Given problem:
Reproduce all the entries precisely.

— Begin Given data —

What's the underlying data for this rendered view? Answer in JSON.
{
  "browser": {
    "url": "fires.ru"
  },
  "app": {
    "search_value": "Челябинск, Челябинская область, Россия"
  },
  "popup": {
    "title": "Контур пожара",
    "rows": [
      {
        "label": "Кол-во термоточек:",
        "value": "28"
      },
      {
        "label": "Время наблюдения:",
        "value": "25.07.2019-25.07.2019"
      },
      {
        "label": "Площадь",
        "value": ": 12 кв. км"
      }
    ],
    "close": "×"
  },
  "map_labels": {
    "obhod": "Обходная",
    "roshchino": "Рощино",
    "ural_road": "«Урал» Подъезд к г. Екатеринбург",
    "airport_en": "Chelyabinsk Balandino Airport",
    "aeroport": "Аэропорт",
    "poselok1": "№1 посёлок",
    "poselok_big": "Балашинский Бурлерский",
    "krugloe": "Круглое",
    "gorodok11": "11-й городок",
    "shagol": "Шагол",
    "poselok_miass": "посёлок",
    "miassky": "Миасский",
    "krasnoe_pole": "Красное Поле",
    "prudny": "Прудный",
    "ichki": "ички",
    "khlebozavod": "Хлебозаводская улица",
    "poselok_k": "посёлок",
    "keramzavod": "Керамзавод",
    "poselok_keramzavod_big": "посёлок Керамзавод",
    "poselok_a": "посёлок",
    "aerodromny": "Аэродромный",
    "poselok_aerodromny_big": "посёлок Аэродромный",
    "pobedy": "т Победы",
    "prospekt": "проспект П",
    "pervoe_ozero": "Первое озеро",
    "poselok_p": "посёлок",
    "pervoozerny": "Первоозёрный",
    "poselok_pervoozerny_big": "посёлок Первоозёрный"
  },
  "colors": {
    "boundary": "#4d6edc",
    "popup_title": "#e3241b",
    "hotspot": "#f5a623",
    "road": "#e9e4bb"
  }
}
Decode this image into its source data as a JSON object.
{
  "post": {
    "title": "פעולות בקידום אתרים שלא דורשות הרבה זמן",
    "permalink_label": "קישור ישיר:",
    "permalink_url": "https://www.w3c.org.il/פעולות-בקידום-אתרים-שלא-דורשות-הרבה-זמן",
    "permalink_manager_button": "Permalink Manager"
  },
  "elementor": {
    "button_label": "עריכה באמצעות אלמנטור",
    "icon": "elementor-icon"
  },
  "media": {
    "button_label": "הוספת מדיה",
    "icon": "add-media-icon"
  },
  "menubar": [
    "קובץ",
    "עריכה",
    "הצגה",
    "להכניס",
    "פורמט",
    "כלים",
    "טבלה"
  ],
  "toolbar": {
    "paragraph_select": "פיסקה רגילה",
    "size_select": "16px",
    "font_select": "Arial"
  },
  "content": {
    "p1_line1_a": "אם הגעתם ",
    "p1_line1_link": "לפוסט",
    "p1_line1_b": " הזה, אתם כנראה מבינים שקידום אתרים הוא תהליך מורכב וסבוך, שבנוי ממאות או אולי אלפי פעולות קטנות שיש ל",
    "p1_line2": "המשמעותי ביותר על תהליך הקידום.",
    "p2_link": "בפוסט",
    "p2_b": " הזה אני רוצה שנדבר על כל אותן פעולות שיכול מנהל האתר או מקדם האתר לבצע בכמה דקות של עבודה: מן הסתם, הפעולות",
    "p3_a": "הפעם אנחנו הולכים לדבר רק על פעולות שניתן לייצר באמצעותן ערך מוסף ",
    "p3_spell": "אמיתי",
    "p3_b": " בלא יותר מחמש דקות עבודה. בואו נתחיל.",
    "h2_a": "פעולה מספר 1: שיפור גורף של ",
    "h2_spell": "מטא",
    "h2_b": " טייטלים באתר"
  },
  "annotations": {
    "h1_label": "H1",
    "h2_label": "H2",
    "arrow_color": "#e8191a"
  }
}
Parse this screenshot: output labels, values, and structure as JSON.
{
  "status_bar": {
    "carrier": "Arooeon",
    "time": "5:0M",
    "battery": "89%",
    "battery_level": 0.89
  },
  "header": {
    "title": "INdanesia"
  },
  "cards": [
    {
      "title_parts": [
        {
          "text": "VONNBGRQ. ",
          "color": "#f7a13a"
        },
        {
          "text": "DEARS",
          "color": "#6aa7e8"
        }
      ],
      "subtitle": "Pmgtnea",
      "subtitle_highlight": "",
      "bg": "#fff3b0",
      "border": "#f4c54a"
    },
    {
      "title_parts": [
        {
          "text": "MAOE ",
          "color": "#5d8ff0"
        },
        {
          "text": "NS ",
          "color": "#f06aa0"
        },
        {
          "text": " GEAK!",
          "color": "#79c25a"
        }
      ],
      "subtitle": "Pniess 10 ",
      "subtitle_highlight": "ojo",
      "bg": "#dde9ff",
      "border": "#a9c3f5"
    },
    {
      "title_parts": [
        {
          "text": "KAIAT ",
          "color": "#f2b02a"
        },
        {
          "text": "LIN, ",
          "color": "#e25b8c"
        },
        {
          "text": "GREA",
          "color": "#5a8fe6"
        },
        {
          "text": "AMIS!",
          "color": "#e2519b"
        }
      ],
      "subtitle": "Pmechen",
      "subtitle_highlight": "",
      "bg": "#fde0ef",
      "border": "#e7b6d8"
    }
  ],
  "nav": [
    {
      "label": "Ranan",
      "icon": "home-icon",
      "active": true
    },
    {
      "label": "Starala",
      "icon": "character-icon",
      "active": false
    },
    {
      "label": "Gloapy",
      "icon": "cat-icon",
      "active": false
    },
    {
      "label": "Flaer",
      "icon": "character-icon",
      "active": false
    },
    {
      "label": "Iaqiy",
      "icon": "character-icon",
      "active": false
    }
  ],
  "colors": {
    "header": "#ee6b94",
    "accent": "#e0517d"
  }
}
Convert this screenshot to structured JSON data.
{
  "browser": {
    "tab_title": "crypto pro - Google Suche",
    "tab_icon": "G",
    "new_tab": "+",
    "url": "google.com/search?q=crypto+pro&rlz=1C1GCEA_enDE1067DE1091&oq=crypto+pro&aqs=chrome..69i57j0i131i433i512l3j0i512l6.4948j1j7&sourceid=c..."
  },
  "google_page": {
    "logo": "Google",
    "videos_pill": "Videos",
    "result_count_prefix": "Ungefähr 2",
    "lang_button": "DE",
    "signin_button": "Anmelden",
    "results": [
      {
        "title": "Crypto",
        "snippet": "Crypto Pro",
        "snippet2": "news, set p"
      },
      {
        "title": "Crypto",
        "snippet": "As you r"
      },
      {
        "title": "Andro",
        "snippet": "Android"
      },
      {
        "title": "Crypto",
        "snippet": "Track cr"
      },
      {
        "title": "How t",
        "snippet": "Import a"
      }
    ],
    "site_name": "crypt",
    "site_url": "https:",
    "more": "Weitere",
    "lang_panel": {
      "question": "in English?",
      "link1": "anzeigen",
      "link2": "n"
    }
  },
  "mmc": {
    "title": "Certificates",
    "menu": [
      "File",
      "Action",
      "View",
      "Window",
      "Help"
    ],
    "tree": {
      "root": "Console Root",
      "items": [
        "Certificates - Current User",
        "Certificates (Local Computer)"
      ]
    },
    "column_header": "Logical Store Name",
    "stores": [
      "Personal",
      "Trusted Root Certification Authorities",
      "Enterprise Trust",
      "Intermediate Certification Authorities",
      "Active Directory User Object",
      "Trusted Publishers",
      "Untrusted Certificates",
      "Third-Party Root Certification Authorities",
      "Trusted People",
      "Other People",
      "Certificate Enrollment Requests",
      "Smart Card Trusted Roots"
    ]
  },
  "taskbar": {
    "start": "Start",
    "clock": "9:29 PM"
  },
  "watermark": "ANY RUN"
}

— End Given data —

Solution:
What's the underlying data for this rendered view? Answer in JSON.
{
  "browser": {
    "url": "fires.ru"
  },
  "app": {
    "search_value": "Челябинск, Челябинская область, Россия"
  },
  "popup": {
    "title": "Контур пожара",
    "rows": [
      {
        "label": "Кол-во термоточек:",
        "value": "28"
      },
      {
        "label": "Время наблюдения:",
        "value": "25.07.2019-25.07.2019"
      },
      {
        "label": "Площадь",
        "value": ": 12 кв. км"
      }
    ],
    "close": "×"
  },
  "map_labels": {
    "obhod": "Обходная",
    "roshchino": "Рощино",
    "ural_road": "«Урал» Подъезд к г. Екатеринбург",
    "airport_en": "Chelyabinsk Balandino Airport",
    "aeroport": "Аэропорт",
    "poselok1": "№1 посёлок",
    "poselok_big": "Балашинский Бурлерский",
    "krugloe": "Круглое",
    "gorodok11": "11-й городок",
    "shagol": "Шагол",
    "poselok_miass": "посёлок",
    "miassky": "Миасский",
    "krasnoe_pole": "Красное Поле",
    "prudny": "Прудный",
    "ichki": "ички",
    "khlebozavod": "Хлебозаводская улица",
    "poselok_k": "посёлок",
    "keramzavod": "Керамзавод",
    "poselok_keramzavod_big": "посёлок Керамзавод",
    "poselok_a": "посёлок",
    "aerodromny": "Аэродромный",
    "poselok_aerodromny_big": "посёлок Аэродромный",
    "pobedy": "т Победы",
    "prospekt": "проспект П",
    "pervoe_ozero": "Первое озеро",
    "poselok_p": "посёлок",
    "pervoozerny": "Первоозёрный",
    "poselok_pervoozerny_big": "посёлок Первоозёрный"
  },
  "colors": {
    "boundary": "#4d6edc",
    "popup_title": "#e3241b",
    "hotspot": "#f5a623",
    "road": "#e9e4bb"
  }
}
Decode this image into its source data as a JSON object.
{
  "post": {
    "title": "פעולות בקידום אתרים שלא דורשות הרבה זמן",
    "permalink_label": "קישור ישיר:",
    "permalink_url": "https://www.w3c.org.il/פעולות-בקידום-אתרים-שלא-דורשות-הרבה-זמן",
    "permalink_manager_button": "Permalink Manager"
  },
  "elementor": {
    "button_label": "עריכה באמצעות אלמנטור",
    "icon": "elementor-icon"
  },
  "media": {
    "button_label": "הוספת מדיה",
    "icon": "add-media-icon"
  },
  "menubar": [
    "קובץ",
    "עריכה",
    "הצגה",
    "להכניס",
    "פורמט",
    "כלים",
    "טבלה"
  ],
  "toolbar": {
    "paragraph_select": "פיסקה רגילה",
    "size_select": "16px",
    "font_select": "Arial"
  },
  "content": {
    "p1_line1_a": "אם הגעתם ",
    "p1_line1_link": "לפוסט",
    "p1_line1_b": " הזה, אתם כנראה מבינים שקידום אתרים הוא תהליך מורכב וסבוך, שבנוי ממאות או אולי אלפי פעולות קטנות שיש ל",
    "p1_line2": "המשמעותי ביותר על תהליך הקידום.",
    "p2_link": "בפוסט",
    "p2_b": " הזה אני רוצה שנדבר על כל אותן פעולות שיכול מנהל האתר או מקדם האתר לבצע בכמה דקות של עבודה: מן הסתם, הפעולות",
    "p3_a": "הפעם אנחנו הולכים לדבר רק על פעולות שניתן לייצר באמצעותן ערך מוסף ",
    "p3_spell": "אמיתי",
    "p3_b": " בלא יותר מחמש דקות עבודה. בואו נתחיל.",
    "h2_a": "פעולה מספר 1: שיפור גורף של ",
    "h2_spell": "מטא",
    "h2_b": " טייטלים באתר"
  },
  "annotations": {
    "h1_label": "H1",
    "h2_label": "H2",
    "arrow_color": "#e8191a"
  }
}
Parse this screenshot: output labels, values, and structure as JSON.
{
  "status_bar": {
    "carrier": "Arooeon",
    "time": "5:0M",
    "battery": "89%",
    "battery_level": 0.89
  },
  "header": {
    "title": "INdanesia"
  },
  "cards": [
    {
      "title_parts": [
        {
          "text": "VONNBGRQ. ",
          "color": "#f7a13a"
        },
        {
          "text": "DEARS",
          "color": "#6aa7e8"
        }
      ],
      "subtitle": "Pmgtnea",
      "subtitle_highlight": "",
      "bg": "#fff3b0",
      "border": "#f4c54a"
    },
    {
      "title_parts": [
        {
          "text": "MAOE ",
          "color": "#5d8ff0"
        },
        {
          "text": "NS ",
          "color": "#f06aa0"
        },
        {
          "text": " GEAK!",
          "color": "#79c25a"
        }
      ],
      "subtitle": "Pniess 10 ",
      "subtitle_highlight": "ojo",
      "bg": "#dde9ff",
      "border": "#a9c3f5"
    },
    {
      "title_parts": [
        {
          "text": "KAIAT ",
          "color": "#f2b02a"
        },
        {
          "text": "LIN, ",
          "color": "#e25b8c"
        },
        {
          "text": "GREA",
          "color": "#5a8fe6"
        },
        {
          "text": "AMIS!",
          "color": "#e2519b"
        }
      ],
      "subtitle": "Pmechen",
      "subtitle_highlight": "",
      "bg": "#fde0ef",
      "border": "#e7b6d8"
    }
  ],
  "nav": [
    {
      "label": "Ranan",
      "icon": "home-icon",
      "active": true
    },
    {
      "label": "Starala",
      "icon": "character-icon",
      "active": false
    },
    {
      "label": "Gloapy",
      "icon": "cat-icon",
      "active": false
    },
    {
      "label": "Flaer",
      "icon": "character-icon",
      "active": false
    },
    {
      "label": "Iaqiy",
      "icon": "character-icon",
      "active": false
    }
  ],
  "colors": {
    "header": "#ee6b94",
    "accent": "#e0517d"
  }
}
Convert this screenshot to structured JSON data.
{
  "browser": {
    "tab_title": "crypto pro - Google Suche",
    "tab_icon": "G",
    "new_tab": "+",
    "url": "google.com/search?q=crypto+pro&rlz=1C1GCEA_enDE1067DE1091&oq=crypto+pro&aqs=chrome..69i57j0i131i433i512l3j0i512l6.4948j1j7&sourceid=c..."
  },
  "google_page": {
    "logo": "Google",
    "videos_pill": "Videos",
    "result_count_prefix": "Ungefähr 2",
    "lang_button": "DE",
    "signin_button": "Anmelden",
    "results": [
      {
        "title": "Crypto",
        "snippet": "Crypto Pro",
        "snippet2": "news, set p"
      },
      {
        "title": "Crypto",
        "snippet": "As you r"
      },
      {
        "title": "Andro",
        "snippet": "Android"
      },
      {
        "title": "Crypto",
        "snippet": "Track cr"
      },
      {
        "title": "How t",
        "snippet": "Import a"
      }
    ],
    "site_name": "crypt",
    "site_url": "https:",
    "more": "Weitere",
    "lang_panel": {
      "question": "in English?",
      "link1": "anzeigen",
      "link2": "n"
    }
  },
  "mmc": {
    "title": "Certificates",
    "menu": [
      "File",
      "Action",
      "View",
      "Window",
      "Help"
    ],
    "tree": {
      "root": "Console Root",
      "items": [
        "Certificates - Current User",
        "Certificates (Local Computer)"
      ]
    },
    "column_header": "Logical Store Name",
    "stores": [
      "Personal",
      "Trusted Root Certification Authorities",
      "Enterprise Trust",
      "Intermediate Certification Authorities",
      "Active Directory User Object",
      "Trusted Publishers",
      "Untrusted Certificates",
      "Third-Party Root Certification Authorities",
      "Trusted People",
      "Other People",
      "Certificate Enrollment Requests",
      "Smart Card Trusted Roots"
    ]
  },
  "taskbar": {
    "start": "Start",
    "clock": "9:29 PM"
  },
  "watermark": "ANY RUN"
}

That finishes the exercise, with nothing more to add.